In [25]:
### '''Import packages'''

import seaborn as sns
import matplotlib.pyplot as plt
%matplotlib inline
import time
import numpy as np
import pandas as pd
import urllib
import urllib.request
import requests
import re
from bs4 import BeautifulSoup
from html.parser import HTMLParser
from datetime import datetime
from datetime import date, timedelta
import random

In [43]:
#enter in date range
start_date = date(2024, 10, 22)
end_date = date(2025, 2, 13)

In [27]:
def list_dates_between(start_date, end_date):
    """
    Generates a list of dates between two dates (inclusive).

    Args:
        start_date (date): The starting date.
        end_date (date): The ending date.

    Returns:
        list: A list of dates between start_date and end_date.
    """
    dates = []
    current_date = start_date
    while current_date <= end_date:
        dates.append(current_date)

*DATASET CONTENT*:
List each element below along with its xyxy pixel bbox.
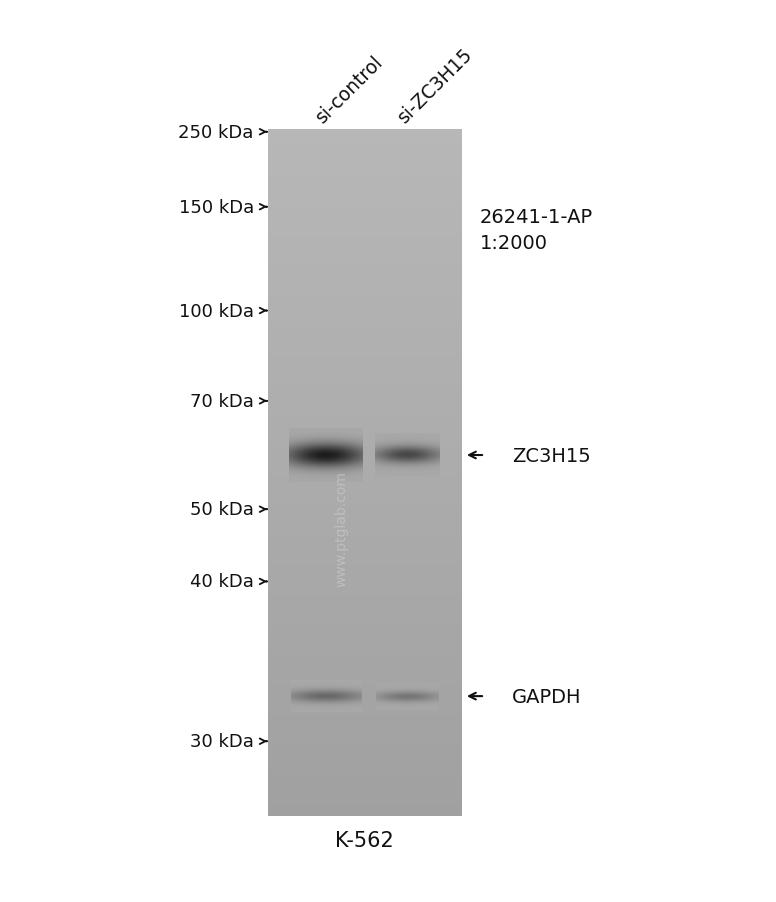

*REQUIRED WORK*:
1 - Which names does the Python notebook code bring in through "from ... import" statements?
2 - Write the next lines of the Python notebook code, picking up after its final line.
The material has no connection to the Python notebook code.

*EXERCISE ANSWERS*:
1 - BeautifulSoup, HTMLParser, datetime, date, timedelta

2 -
        current_date += timedelta(days=1)
    return dates

def daily_stats_url_list():
    """
    Generates a list of url to access Daily Stats from Basketball Reference Site
    
    Args:
        season_start_year (year): The starting year.

    Returns:
        list: A list of url to access Daily Stats from Basketball Reference Site.    
    """
    url_list = []

    for dt in date_list:
        urldata = "https://www.basketball-reference.com/friv/dailyleaders.fcgi?month="\
        +str(dt.month)+"&day="+str(dt.day)+"&year="+str(dt.year)+"&type=all"
        url_list.append(urldata)
        
    valid_url = []
    
    for item in url_list:
            r = requests.get(item, headers={'User-Agent': random.choice(useragents)})
            soup_new = BeautifulSoup(r.text,'html.parser')
            league_table = soup_new.find('table', class_='sortable stats_table')
            if league_table is not None:
                #print(item)
                valid_url.append(item)
            else:
                print('Error')
            time.sleep(random.randint(20,30))
    return(valid_url)

def url_date_substring(url_string):
    """
    Generates a date array by parsing through text to grab year, month, and day.

    Returns:
        list: A list of dates between start_date and end_date.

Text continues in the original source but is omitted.